* _PROBLEM DESCRIPTION_: Where a line holds "this", copy it.

* _RECORDS TO PROCESS_:

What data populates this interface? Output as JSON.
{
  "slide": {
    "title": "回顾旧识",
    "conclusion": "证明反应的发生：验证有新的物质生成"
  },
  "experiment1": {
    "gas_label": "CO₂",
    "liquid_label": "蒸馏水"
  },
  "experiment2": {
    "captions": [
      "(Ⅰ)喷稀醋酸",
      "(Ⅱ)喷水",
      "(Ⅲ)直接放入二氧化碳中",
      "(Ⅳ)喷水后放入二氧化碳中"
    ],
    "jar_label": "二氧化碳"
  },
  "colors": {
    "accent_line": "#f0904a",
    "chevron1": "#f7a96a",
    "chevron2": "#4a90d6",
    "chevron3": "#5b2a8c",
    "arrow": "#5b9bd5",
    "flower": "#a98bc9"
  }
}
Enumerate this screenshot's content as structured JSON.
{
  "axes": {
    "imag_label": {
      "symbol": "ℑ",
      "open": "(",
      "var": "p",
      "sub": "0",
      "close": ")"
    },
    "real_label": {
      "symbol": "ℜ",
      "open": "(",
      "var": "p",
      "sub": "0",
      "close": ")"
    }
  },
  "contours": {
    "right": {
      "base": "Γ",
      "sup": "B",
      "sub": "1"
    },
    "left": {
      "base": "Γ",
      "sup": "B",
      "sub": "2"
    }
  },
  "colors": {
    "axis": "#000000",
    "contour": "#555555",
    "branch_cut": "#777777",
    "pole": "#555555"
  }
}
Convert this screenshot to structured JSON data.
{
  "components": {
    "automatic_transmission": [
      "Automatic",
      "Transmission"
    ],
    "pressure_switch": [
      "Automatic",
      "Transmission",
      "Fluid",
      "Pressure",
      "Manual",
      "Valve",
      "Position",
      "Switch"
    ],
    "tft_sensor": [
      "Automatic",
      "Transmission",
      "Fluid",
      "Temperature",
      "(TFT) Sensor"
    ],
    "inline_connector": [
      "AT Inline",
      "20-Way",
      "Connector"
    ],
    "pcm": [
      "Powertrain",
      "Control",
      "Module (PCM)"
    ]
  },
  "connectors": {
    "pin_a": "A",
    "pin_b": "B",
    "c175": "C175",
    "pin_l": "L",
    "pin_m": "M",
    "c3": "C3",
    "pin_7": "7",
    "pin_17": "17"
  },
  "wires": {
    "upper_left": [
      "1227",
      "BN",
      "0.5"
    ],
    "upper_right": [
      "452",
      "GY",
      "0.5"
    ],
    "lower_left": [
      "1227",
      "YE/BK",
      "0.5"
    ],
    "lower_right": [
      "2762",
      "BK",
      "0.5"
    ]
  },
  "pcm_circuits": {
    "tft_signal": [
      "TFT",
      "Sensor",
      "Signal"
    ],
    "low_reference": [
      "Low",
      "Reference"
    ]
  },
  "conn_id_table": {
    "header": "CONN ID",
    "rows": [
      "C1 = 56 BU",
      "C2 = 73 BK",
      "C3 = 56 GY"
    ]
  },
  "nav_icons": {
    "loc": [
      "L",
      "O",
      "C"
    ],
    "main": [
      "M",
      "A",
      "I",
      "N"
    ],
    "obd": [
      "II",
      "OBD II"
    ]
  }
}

* _COMPLETE ANSWER_:
What data populates this interface? Output as JSON.
Enumerate this screenshot's content as structured JSON.
Convert this screenshot to structured JSON data.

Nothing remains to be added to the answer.